• Entries taken from a collection:
===

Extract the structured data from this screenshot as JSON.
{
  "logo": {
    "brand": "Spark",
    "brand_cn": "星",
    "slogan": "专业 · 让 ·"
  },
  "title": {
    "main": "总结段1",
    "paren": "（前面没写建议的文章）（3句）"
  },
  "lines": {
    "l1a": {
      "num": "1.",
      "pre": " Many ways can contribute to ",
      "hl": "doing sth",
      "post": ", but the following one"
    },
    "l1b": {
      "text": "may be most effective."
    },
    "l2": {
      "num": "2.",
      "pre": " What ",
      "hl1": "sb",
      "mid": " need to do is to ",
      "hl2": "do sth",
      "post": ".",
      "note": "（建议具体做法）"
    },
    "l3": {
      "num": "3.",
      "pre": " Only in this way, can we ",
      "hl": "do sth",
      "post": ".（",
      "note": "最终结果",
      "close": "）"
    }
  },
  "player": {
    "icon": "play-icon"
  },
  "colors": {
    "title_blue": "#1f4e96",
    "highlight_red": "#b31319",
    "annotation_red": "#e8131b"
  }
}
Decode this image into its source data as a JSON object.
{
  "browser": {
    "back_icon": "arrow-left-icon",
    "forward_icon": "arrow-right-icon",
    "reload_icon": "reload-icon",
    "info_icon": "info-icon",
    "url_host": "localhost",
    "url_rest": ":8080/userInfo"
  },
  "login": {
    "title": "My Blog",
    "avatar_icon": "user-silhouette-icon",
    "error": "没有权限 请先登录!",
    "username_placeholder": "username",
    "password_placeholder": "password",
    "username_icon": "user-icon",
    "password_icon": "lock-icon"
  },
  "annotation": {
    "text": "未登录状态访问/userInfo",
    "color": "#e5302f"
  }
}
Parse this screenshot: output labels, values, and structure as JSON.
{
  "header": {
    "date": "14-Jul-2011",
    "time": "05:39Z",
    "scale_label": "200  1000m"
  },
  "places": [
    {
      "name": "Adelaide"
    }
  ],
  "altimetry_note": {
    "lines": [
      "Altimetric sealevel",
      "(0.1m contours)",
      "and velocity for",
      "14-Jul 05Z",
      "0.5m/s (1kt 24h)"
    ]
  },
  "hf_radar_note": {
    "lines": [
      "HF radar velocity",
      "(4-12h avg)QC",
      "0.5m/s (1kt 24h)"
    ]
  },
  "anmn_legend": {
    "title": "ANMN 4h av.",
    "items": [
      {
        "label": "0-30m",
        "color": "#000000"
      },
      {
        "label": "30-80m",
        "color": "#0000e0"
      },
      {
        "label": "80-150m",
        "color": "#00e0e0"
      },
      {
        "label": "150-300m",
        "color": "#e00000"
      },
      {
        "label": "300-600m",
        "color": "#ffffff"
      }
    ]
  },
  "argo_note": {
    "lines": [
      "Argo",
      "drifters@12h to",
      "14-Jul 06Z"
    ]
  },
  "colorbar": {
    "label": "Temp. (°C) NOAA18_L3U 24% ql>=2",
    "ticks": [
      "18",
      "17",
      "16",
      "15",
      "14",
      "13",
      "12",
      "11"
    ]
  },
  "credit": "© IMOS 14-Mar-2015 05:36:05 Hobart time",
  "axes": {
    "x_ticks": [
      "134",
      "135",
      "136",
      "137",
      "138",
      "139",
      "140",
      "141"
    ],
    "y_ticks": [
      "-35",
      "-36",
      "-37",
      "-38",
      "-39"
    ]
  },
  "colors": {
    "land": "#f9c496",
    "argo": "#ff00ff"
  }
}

===

• Problem:
Respond with nothing but the number of lines in the entries that contain the string "icon".

• Written response:
8